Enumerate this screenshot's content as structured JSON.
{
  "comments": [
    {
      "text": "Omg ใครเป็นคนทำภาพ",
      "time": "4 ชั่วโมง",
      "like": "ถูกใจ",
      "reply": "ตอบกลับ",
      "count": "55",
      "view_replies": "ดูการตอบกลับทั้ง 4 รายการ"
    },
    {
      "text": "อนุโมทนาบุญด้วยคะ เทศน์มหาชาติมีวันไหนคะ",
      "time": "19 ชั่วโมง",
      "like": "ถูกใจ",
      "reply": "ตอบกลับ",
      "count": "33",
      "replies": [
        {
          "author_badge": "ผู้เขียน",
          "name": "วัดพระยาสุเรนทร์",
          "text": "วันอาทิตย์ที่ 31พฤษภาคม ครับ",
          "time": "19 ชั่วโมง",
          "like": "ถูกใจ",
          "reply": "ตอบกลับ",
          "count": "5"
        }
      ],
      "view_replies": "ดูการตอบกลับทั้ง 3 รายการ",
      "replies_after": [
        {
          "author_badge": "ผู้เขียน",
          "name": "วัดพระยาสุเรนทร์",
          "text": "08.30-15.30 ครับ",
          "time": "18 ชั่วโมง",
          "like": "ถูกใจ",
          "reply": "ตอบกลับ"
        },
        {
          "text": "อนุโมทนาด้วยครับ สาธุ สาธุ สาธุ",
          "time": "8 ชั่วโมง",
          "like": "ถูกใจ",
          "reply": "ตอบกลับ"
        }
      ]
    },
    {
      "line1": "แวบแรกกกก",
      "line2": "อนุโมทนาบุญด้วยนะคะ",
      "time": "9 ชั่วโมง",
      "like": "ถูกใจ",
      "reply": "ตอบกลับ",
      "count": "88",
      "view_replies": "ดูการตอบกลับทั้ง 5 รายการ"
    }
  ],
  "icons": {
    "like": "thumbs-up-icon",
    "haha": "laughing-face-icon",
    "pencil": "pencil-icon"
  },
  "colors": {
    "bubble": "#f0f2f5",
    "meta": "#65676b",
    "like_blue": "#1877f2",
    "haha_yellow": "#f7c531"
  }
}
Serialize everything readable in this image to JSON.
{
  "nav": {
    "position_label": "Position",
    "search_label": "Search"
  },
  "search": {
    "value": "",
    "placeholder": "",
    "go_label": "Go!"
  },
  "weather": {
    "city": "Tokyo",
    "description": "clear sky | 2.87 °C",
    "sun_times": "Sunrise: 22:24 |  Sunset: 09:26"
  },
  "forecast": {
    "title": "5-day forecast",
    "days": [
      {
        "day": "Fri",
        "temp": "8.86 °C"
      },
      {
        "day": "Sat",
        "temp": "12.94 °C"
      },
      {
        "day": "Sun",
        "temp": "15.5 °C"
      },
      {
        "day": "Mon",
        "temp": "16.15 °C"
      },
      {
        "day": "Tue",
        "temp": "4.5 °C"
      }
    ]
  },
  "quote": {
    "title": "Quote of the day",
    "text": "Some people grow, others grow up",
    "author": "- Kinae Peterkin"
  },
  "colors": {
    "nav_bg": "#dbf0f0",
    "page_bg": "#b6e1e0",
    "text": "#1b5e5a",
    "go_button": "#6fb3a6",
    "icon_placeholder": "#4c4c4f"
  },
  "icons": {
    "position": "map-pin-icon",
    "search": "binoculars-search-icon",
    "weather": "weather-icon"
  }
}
# # #
= Required work =
The records above should be duplicated in full, exactly as given.

= Task response =
Enumerate this screenshot's content as structured JSON.
{
  "comments": [
    {
      "text": "Omg ใครเป็นคนทำภาพ",
      "time": "4 ชั่วโมง",
      "like": "ถูกใจ",
      "reply": "ตอบกลับ",
      "count": "55",
      "view_replies": "ดูการตอบกลับทั้ง 4 รายการ"
    },
    {
      "text": "อนุโมทนาบุญด้วยคะ เทศน์มหาชาติมีวันไหนคะ",
      "time": "19 ชั่วโมง",
      "like": "ถูกใจ",
      "reply": "ตอบกลับ",
      "count": "33",
      "replies": [
        {
          "author_badge": "ผู้เขียน",
          "name": "วัดพระยาสุเรนทร์",
          "text": "วันอาทิตย์ที่ 31พฤษภาคม ครับ",
          "time": "19 ชั่วโมง",
          "like": "ถูกใจ",
          "reply": "ตอบกลับ",
          "count": "5"
        }
      ],
      "view_replies": "ดูการตอบกลับทั้ง 3 รายการ",
      "replies_after": [
        {
          "author_badge": "ผู้เขียน",
          "name": "วัดพระยาสุเรนทร์",
          "text": "08.30-15.30 ครับ",
          "time": "18 ชั่วโมง",
          "like": "ถูกใจ",
          "reply": "ตอบกลับ"
        },
        {
          "text": "อนุโมทนาด้วยครับ สาธุ สาธุ สาธุ",
          "time": "8 ชั่วโมง",
          "like": "ถูกใจ",
          "reply": "ตอบกลับ"
        }
      ]
    },
    {
      "line1": "แวบแรกกกก",
      "line2": "อนุโมทนาบุญด้วยนะคะ",
      "time": "9 ชั่วโมง",
      "like": "ถูกใจ",
      "reply": "ตอบกลับ",
      "count": "88",
      "view_replies": "ดูการตอบกลับทั้ง 5 รายการ"
    }
  ],
  "icons": {
    "like": "thumbs-up-icon",
    "haha": "laughing-face-icon",
    "pencil": "pencil-icon"
  },
  "colors": {
    "bubble": "#f0f2f5",
    "meta": "#65676b",
    "like_blue": "#1877f2",
    "haha_yellow": "#f7c531"
  }
}
Serialize everything readable in this image to JSON.
{
  "nav": {
    "position_label": "Position",
    "search_label": "Search"
  },
  "search": {
    "value": "",
    "placeholder": "",
    "go_label": "Go!"
  },
  "weather": {
    "city": "Tokyo",
    "description": "clear sky | 2.87 °C",
    "sun_times": "Sunrise: 22:24 |  Sunset: 09:26"
  },
  "forecast": {
    "title": "5-day forecast",
    "days": [
      {
        "day": "Fri",
        "temp": "8.86 °C"
      },
      {
        "day": "Sat",
        "temp": "12.94 °C"
      },
      {
        "day": "Sun",
        "temp": "15.5 °C"
      },
      {
        "day": "Mon",
        "temp": "16.15 °C"
      },
      {
        "day": "Tue",
        "temp": "4.5 °C"
      }
    ]
  },
  "quote": {
    "title": "Quote of the day",
    "text": "Some people grow, others grow up",
    "author": "- Kinae Peterkin"
  },
  "colors": {
    "nav_bg": "#dbf0f0",
    "page_bg": "#b6e1e0",
    "text": "#1b5e5a",
    "go_button": "#6fb3a6",
    "icon_placeholder": "#4c4c4f"
  },
  "icons": {
    "position": "map-pin-icon",
    "search": "binoculars-search-icon",
    "weather": "weather-icon"
  }
}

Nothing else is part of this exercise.